Reproduce all entries precisely as they are written.
+++ Input records +++
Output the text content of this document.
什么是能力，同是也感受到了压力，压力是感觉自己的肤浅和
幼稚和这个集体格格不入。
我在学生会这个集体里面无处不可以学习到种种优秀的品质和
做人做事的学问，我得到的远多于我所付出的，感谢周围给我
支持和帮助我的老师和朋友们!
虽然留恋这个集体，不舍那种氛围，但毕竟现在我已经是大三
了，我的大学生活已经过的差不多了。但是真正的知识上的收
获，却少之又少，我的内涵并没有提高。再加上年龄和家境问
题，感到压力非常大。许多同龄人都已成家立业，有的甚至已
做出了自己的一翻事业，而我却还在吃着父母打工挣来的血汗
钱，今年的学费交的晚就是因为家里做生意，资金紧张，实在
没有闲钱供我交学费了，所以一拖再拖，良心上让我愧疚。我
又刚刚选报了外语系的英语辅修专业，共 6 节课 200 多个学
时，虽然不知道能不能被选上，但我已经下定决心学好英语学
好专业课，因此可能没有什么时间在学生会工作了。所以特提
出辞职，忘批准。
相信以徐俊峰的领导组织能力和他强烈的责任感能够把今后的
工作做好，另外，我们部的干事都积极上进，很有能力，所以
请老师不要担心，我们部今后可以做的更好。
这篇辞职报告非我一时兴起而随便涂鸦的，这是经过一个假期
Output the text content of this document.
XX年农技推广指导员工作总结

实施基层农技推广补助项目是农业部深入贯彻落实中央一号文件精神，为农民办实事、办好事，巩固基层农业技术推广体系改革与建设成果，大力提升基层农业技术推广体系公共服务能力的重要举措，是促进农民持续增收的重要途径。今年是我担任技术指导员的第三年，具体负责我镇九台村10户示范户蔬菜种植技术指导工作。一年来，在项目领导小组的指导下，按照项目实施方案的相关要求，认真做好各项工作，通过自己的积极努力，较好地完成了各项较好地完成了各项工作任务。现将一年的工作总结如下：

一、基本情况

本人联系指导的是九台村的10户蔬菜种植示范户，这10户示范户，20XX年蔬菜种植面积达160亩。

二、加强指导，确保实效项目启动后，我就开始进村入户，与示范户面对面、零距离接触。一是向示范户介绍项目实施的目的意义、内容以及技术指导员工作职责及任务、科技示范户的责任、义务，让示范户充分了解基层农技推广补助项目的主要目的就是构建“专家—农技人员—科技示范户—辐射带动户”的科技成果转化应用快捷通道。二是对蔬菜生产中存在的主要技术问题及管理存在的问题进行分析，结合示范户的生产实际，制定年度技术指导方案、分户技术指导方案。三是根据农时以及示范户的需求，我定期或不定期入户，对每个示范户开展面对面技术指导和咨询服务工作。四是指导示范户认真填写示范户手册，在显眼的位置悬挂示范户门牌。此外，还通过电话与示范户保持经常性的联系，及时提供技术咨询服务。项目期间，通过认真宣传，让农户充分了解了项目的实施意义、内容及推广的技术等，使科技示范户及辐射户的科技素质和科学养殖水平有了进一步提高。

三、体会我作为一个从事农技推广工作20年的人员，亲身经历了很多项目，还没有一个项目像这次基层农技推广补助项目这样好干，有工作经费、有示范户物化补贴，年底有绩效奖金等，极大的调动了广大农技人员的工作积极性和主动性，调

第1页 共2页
+++
**Written response:**
Output the text content of this document.
什么是能力，同是也感受到了压力，压力是感觉自己的肤浅和
幼稚和这个集体格格不入。
我在学生会这个集体里面无处不可以学习到种种优秀的品质和
做人做事的学问，我得到的远多于我所付出的，感谢周围给我
支持和帮助我的老师和朋友们!
虽然留恋这个集体，不舍那种氛围，但毕竟现在我已经是大三
了，我的大学生活已经过的差不多了。但是真正的知识上的收
获，却少之又少，我的内涵并没有提高。再加上年龄和家境问
题，感到压力非常大。许多同龄人都已成家立业，有的甚至已
做出了自己的一翻事业，而我却还在吃着父母打工挣来的血汗
钱，今年的学费交的晚就是因为家里做生意，资金紧张，实在
没有闲钱供我交学费了，所以一拖再拖，良心上让我愧疚。我
又刚刚选报了外语系的英语辅修专业，共 6 节课 200 多个学
时，虽然不知道能不能被选上，但我已经下定决心学好英语学
好专业课，因此可能没有什么时间在学生会工作了。所以特提
出辞职，忘批准。
相信以徐俊峰的领导组织能力和他强烈的责任感能够把今后的
工作做好，另外，我们部的干事都积极上进，很有能力，所以
请老师不要担心，我们部今后可以做的更好。
这篇辞职报告非我一时兴起而随便涂鸦的，这是经过一个假期
Output the text content of this document.
XX年农技推广指导员工作总结

实施基层农技推广补助项目是农业部深入贯彻落实中央一号文件精神，为农民办实事、办好事，巩固基层农业技术推广体系改革与建设成果，大力提升基层农业技术推广体系公共服务能力的重要举措，是促进农民持续增收的重要途径。今年是我担任技术指导员的第三年，具体负责我镇九台村10户示范户蔬菜种植技术指导工作。一年来，在项目领导小组的指导下，按照项目实施方案的相关要求，认真做好各项工作，通过自己的积极努力，较好地完成了各项较好地完成了各项工作任务。现将一年的工作总结如下：

一、基本情况

本人联系指导的是九台村的10户蔬菜种植示范户，这10户示范户，20XX年蔬菜种植面积达160亩。

二、加强指导，确保实效项目启动后，我就开始进村入户，与示范户面对面、零距离接触。一是向示范户介绍项目实施的目的意义、内容以及技术指导员工作职责及任务、科技示范户的责任、义务，让示范户充分了解基层农技推广补助项目的主要目的就是构建“专家—农技人员—科技示范户—辐射带动户”的科技成果转化应用快捷通道。二是对蔬菜生产中存在的主要技术问题及管理存在的问题进行分析，结合示范户的生产实际，制定年度技术指导方案、分户技术指导方案。三是根据农时以及示范户的需求，我定期或不定期入户，对每个示范户开展面对面技术指导和咨询服务工作。四是指导示范户认真填写示范户手册，在显眼的位置悬挂示范户门牌。此外，还通过电话与示范户保持经常性的联系，及时提供技术咨询服务。项目期间，通过认真宣传，让农户充分了解了项目的实施意义、内容及推广的技术等，使科技示范户及辐射户的科技素质和科学养殖水平有了进一步提高。

三、体会我作为一个从事农技推广工作20年的人员，亲身经历了很多项目，还没有一个项目像这次基层农技推广补助项目这样好干，有工作经费、有示范户物化补贴，年底有绩效奖金等，极大的调动了广大农技人员的工作积极性和主动性，调

第1页 共2页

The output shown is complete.